◆ Problem requirements
Find the lines holding the word "Uploaded" and collect them.

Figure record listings
•••

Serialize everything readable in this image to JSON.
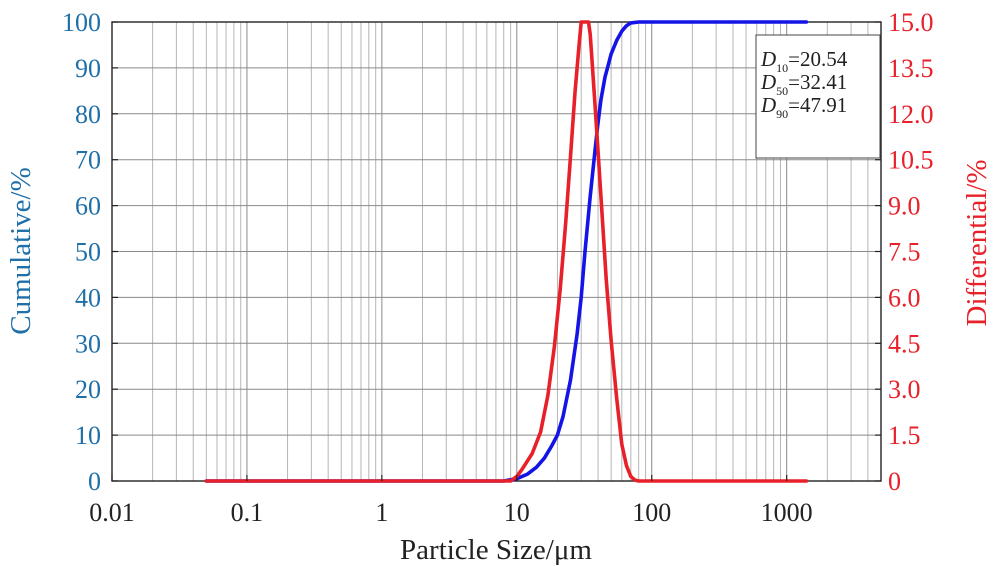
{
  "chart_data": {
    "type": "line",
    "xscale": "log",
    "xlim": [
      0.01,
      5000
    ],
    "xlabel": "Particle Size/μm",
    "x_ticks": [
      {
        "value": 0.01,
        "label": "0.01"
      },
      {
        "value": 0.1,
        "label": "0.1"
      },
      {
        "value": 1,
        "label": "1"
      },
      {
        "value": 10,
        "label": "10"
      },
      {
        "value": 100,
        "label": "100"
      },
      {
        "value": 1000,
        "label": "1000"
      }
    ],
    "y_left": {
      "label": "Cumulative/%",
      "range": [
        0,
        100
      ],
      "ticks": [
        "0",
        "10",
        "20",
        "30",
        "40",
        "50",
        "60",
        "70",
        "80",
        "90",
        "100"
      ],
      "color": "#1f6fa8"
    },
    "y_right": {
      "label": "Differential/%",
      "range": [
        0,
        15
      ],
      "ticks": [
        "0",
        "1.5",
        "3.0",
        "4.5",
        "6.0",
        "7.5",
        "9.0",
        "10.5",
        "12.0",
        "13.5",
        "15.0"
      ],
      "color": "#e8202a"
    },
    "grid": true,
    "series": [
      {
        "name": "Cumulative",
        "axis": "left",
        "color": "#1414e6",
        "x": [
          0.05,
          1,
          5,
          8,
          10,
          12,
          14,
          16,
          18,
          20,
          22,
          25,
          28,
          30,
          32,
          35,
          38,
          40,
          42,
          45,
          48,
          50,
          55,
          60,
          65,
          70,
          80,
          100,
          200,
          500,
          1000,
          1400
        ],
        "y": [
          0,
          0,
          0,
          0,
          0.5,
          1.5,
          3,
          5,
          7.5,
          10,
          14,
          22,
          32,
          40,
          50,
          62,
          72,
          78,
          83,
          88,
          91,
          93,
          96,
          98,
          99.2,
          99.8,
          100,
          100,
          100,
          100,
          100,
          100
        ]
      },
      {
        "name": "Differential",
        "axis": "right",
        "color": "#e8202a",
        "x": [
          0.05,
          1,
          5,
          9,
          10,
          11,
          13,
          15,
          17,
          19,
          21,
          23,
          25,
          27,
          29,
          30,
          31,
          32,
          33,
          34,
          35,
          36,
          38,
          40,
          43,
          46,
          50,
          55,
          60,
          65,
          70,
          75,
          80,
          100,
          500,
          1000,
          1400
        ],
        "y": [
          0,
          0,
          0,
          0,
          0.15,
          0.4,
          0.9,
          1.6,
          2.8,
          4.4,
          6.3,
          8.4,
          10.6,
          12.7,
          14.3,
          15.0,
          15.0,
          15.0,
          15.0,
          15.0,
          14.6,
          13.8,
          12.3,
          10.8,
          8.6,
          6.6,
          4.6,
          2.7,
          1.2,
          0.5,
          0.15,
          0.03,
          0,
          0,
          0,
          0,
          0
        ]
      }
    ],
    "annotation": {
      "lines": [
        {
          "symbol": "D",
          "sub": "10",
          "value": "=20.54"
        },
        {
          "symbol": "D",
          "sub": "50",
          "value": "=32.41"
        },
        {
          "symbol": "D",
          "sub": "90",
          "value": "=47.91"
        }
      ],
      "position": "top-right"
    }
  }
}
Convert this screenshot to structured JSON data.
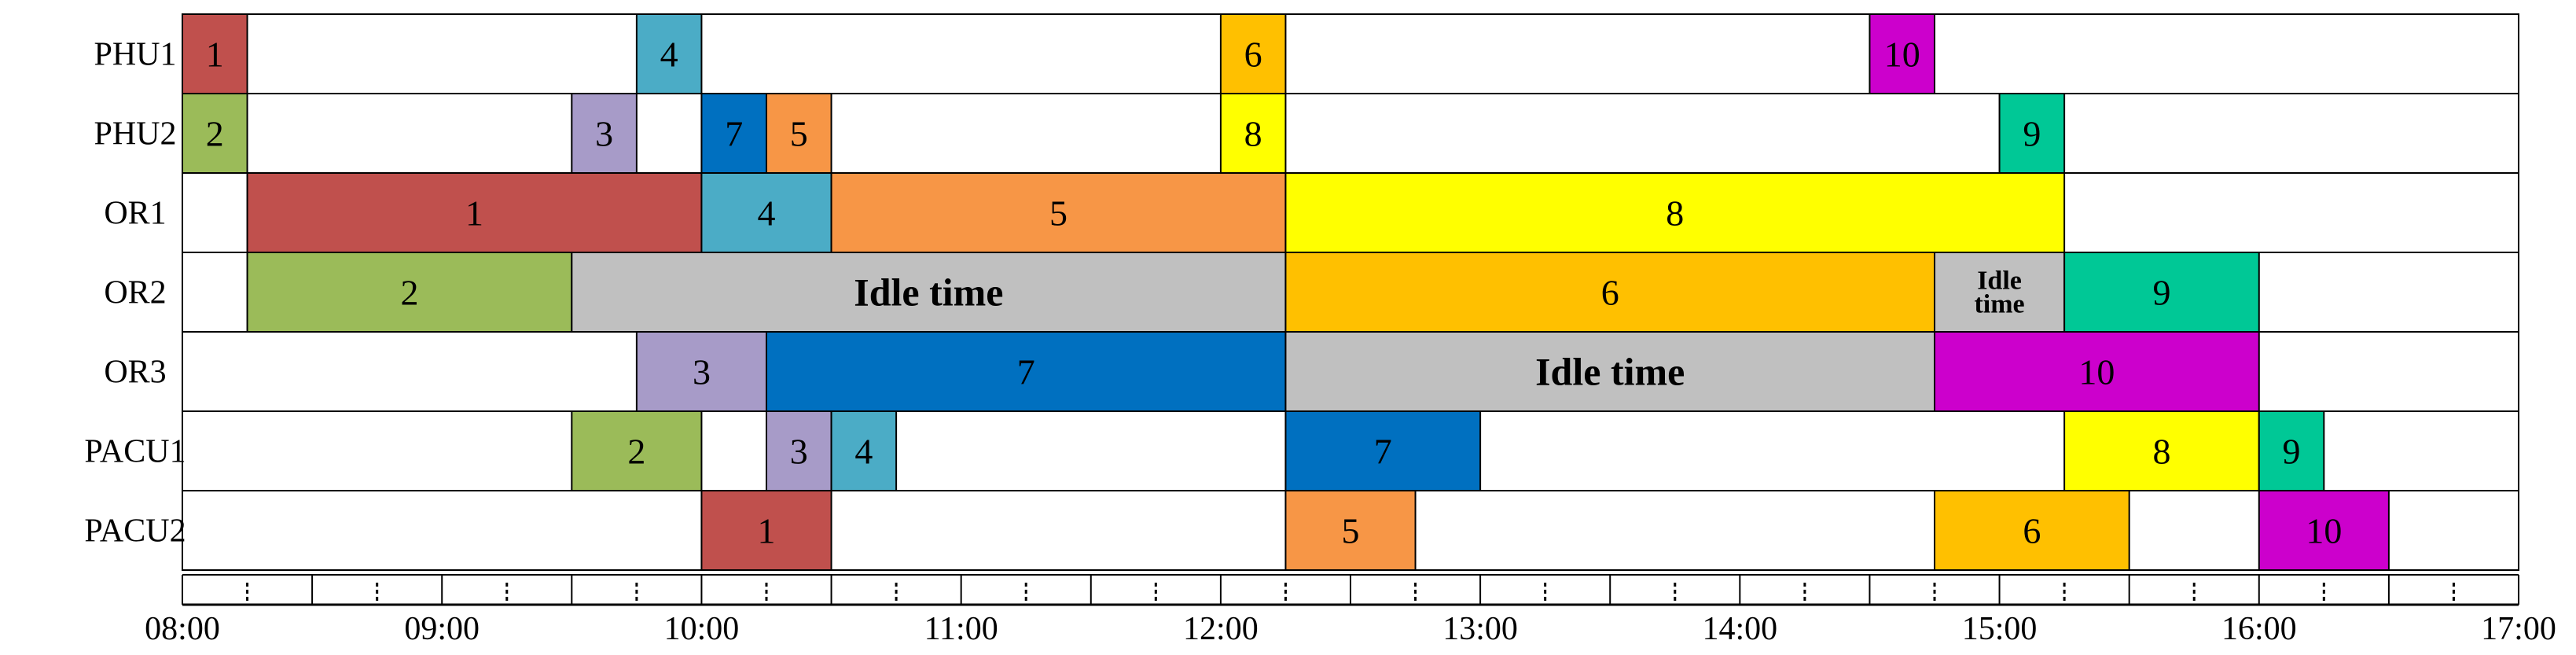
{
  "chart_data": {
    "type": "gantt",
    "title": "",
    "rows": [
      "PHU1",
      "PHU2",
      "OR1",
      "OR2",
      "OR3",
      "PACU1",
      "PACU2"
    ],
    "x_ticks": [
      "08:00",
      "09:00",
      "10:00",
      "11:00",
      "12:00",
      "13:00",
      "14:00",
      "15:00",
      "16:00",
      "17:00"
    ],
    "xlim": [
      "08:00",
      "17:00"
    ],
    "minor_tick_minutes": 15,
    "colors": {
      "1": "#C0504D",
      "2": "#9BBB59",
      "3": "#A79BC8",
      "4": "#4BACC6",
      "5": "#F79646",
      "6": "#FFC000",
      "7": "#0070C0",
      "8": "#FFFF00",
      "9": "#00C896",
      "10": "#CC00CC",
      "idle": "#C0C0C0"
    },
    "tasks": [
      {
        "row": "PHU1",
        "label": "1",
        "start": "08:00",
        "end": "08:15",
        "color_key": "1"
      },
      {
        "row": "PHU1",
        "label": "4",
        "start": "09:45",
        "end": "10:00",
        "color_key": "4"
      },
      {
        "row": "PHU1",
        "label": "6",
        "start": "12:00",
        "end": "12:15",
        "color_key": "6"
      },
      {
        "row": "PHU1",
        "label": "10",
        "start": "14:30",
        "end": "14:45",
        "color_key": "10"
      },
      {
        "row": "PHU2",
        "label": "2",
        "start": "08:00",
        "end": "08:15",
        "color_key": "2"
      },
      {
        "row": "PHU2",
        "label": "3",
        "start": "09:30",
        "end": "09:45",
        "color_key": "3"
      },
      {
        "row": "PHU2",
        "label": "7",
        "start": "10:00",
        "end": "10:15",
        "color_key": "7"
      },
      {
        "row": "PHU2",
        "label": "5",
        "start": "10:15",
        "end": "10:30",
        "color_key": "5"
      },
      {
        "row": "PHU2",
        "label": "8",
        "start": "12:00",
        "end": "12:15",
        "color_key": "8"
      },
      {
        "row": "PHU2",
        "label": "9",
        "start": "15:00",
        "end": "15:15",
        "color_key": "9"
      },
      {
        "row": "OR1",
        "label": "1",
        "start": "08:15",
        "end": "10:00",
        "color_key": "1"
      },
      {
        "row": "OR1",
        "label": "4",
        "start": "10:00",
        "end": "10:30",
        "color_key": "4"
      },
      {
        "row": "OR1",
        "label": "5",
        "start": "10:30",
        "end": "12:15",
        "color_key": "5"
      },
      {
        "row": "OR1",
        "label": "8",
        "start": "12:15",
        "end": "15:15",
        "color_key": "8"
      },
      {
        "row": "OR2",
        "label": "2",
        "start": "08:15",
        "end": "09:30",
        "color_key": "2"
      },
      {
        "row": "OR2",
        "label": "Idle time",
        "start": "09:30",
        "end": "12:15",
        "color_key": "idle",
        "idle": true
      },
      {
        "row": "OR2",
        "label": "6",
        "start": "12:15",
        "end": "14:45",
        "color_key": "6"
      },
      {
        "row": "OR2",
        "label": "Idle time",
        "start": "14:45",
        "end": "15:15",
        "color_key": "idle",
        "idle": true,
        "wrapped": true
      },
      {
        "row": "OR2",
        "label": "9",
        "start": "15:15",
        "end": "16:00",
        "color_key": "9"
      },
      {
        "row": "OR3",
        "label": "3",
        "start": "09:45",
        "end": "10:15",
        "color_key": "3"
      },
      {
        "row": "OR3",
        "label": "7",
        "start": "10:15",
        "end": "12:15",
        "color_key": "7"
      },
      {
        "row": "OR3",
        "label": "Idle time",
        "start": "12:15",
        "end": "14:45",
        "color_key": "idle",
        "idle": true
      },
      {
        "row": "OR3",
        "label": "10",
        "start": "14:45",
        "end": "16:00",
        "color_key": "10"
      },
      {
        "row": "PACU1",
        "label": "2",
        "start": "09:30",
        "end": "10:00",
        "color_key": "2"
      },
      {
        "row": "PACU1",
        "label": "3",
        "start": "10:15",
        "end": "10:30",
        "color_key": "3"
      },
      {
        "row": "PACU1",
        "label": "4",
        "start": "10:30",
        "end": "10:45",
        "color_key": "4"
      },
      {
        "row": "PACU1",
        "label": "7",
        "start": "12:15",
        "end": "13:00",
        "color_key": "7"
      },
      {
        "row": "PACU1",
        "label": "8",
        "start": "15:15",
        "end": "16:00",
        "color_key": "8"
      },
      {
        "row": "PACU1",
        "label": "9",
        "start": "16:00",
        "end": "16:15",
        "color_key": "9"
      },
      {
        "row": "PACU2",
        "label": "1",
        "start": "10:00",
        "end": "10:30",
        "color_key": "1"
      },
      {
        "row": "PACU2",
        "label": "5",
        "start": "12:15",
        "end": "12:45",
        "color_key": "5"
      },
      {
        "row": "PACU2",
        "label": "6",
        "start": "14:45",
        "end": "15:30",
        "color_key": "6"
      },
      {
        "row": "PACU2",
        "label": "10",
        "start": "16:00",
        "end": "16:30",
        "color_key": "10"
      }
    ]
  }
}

•••

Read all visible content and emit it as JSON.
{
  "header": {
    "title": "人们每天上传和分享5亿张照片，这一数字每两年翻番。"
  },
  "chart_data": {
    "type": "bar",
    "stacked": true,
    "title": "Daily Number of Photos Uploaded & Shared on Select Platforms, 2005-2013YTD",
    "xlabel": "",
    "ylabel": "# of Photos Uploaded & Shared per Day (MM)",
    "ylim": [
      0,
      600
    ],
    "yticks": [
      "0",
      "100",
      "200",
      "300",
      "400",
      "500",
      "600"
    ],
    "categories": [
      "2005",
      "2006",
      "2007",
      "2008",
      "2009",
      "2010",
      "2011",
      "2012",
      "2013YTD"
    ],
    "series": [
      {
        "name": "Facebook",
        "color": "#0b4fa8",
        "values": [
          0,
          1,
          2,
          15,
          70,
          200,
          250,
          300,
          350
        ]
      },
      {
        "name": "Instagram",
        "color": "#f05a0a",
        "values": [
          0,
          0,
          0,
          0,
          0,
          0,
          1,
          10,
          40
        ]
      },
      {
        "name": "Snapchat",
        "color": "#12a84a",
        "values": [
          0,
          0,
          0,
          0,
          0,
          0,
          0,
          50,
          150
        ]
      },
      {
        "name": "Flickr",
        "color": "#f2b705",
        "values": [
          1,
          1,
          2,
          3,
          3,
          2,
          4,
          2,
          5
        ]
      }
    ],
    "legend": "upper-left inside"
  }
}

•••

◆ Solved problem
    "title": "Daily Number of Photos Uploaded & Shared on Select Platforms, 2005-2013YTD",
    "ylabel": "# of Photos Uploaded & Shared per Day (MM)",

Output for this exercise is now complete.